→ DIRECTIONS: Pick out each line of the records that includes the string "While", and copy it.

→ DATA PROVIDED:
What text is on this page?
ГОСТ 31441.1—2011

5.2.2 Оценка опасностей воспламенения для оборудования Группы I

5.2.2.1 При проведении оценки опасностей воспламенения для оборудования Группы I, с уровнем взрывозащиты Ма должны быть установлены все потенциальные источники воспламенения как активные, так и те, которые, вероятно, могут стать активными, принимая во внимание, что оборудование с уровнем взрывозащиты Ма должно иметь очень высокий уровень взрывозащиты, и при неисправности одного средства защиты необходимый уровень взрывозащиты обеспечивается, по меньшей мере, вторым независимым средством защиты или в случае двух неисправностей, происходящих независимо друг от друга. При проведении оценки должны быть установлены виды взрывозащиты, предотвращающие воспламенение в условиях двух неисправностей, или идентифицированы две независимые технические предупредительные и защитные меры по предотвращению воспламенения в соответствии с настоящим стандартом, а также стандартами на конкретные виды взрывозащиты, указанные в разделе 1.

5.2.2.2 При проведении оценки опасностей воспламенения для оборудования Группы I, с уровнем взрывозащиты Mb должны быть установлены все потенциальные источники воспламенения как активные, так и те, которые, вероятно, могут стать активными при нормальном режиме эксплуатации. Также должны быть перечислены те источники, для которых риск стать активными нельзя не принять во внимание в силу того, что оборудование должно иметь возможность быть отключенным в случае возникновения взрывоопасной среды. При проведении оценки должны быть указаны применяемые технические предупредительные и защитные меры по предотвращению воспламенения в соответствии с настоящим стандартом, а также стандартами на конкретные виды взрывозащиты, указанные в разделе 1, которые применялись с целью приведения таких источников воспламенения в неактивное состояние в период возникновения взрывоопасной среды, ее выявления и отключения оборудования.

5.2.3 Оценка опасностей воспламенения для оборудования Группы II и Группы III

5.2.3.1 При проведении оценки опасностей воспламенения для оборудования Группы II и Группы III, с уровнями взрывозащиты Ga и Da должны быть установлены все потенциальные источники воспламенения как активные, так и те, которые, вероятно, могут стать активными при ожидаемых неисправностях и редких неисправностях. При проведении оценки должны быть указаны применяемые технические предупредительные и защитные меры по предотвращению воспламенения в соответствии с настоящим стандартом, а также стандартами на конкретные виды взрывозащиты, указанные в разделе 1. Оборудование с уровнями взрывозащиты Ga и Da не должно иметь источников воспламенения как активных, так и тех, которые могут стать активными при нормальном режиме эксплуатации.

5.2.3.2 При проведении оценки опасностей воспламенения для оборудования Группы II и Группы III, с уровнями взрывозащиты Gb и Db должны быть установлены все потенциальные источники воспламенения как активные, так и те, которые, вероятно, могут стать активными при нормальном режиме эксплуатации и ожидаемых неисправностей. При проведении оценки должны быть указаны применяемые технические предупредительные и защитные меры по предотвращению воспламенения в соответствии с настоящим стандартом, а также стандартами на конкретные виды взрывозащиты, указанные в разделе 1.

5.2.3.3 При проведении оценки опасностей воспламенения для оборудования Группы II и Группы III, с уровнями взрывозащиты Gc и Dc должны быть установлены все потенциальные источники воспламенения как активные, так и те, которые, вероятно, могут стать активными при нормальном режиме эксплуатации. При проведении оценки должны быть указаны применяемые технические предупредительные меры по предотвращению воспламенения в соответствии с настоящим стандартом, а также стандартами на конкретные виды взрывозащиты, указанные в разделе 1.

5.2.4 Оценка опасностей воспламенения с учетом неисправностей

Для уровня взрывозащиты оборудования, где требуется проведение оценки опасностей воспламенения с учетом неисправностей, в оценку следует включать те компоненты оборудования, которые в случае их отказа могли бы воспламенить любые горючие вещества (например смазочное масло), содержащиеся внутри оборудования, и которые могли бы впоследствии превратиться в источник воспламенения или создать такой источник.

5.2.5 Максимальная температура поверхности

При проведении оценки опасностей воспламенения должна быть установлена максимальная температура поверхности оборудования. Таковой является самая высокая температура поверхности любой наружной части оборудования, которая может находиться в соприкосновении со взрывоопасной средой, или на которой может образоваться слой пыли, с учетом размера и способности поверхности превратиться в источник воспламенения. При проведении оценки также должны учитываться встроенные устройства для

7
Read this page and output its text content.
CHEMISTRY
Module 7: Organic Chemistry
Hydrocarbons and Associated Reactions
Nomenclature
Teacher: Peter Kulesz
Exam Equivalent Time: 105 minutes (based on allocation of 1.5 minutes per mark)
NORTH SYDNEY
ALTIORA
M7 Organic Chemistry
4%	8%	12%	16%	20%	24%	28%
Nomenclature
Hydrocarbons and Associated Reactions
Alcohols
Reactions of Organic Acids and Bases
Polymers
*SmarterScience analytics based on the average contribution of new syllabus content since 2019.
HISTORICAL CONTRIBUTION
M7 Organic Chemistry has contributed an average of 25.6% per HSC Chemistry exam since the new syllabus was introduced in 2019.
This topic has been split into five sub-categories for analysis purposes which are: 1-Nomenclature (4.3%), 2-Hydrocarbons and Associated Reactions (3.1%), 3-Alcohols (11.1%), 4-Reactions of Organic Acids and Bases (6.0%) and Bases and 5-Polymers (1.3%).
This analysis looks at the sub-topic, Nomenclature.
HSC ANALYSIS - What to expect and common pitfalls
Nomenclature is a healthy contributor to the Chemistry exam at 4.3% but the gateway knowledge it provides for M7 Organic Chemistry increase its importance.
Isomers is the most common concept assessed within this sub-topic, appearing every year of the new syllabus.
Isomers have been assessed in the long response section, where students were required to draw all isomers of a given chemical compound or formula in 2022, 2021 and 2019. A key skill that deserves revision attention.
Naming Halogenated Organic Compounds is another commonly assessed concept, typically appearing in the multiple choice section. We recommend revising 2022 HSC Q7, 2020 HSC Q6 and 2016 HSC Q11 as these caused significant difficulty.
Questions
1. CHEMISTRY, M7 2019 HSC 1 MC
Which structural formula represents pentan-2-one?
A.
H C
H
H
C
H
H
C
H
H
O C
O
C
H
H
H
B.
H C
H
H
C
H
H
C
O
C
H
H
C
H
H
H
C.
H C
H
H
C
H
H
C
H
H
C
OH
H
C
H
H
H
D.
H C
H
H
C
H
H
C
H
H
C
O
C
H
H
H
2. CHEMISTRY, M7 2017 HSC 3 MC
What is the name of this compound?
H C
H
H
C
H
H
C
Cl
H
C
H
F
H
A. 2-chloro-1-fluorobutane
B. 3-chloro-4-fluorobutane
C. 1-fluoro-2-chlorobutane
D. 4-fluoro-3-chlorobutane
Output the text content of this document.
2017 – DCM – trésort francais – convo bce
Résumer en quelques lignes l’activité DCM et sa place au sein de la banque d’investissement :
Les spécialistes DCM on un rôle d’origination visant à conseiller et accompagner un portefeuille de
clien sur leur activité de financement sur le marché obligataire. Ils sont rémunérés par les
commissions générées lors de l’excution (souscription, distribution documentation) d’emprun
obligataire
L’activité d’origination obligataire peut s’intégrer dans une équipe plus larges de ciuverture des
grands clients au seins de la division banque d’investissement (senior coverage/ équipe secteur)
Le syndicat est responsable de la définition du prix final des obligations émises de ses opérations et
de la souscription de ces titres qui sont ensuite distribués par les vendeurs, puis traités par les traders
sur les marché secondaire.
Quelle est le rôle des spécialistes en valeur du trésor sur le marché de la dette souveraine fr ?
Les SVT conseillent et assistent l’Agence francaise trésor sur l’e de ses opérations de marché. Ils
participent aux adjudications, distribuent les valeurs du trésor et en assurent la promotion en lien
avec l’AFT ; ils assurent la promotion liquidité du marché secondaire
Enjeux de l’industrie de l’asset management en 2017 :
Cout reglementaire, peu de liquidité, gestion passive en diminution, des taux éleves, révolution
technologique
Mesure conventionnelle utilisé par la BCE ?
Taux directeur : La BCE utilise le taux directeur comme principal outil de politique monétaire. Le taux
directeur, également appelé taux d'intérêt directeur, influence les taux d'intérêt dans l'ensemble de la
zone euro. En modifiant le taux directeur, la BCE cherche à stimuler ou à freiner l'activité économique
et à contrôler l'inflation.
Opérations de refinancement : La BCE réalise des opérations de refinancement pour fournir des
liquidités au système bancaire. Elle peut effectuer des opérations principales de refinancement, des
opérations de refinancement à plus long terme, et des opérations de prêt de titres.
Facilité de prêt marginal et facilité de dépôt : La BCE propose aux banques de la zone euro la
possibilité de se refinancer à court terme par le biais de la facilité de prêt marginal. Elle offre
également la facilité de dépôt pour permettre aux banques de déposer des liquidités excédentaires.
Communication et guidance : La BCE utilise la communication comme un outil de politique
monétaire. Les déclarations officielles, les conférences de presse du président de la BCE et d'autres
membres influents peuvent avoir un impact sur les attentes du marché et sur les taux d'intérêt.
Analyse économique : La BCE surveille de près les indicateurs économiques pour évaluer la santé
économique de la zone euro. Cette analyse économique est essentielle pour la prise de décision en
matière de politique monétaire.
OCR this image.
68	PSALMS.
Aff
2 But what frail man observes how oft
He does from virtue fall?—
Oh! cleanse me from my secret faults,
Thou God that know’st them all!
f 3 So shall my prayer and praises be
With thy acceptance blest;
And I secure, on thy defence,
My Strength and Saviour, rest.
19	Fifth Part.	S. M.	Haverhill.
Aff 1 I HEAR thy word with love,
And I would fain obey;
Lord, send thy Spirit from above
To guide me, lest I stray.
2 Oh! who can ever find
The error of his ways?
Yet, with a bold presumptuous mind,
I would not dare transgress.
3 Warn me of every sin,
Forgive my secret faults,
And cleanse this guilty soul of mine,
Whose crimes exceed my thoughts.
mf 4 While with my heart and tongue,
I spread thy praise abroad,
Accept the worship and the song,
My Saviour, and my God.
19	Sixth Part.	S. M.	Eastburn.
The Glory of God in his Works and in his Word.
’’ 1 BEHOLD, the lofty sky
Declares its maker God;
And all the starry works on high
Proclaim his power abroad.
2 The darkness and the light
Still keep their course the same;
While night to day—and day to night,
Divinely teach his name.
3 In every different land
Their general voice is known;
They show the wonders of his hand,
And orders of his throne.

→ TASK RESPONSE:
mf 4 While with my heart and tongue,
While night to day—and day to night,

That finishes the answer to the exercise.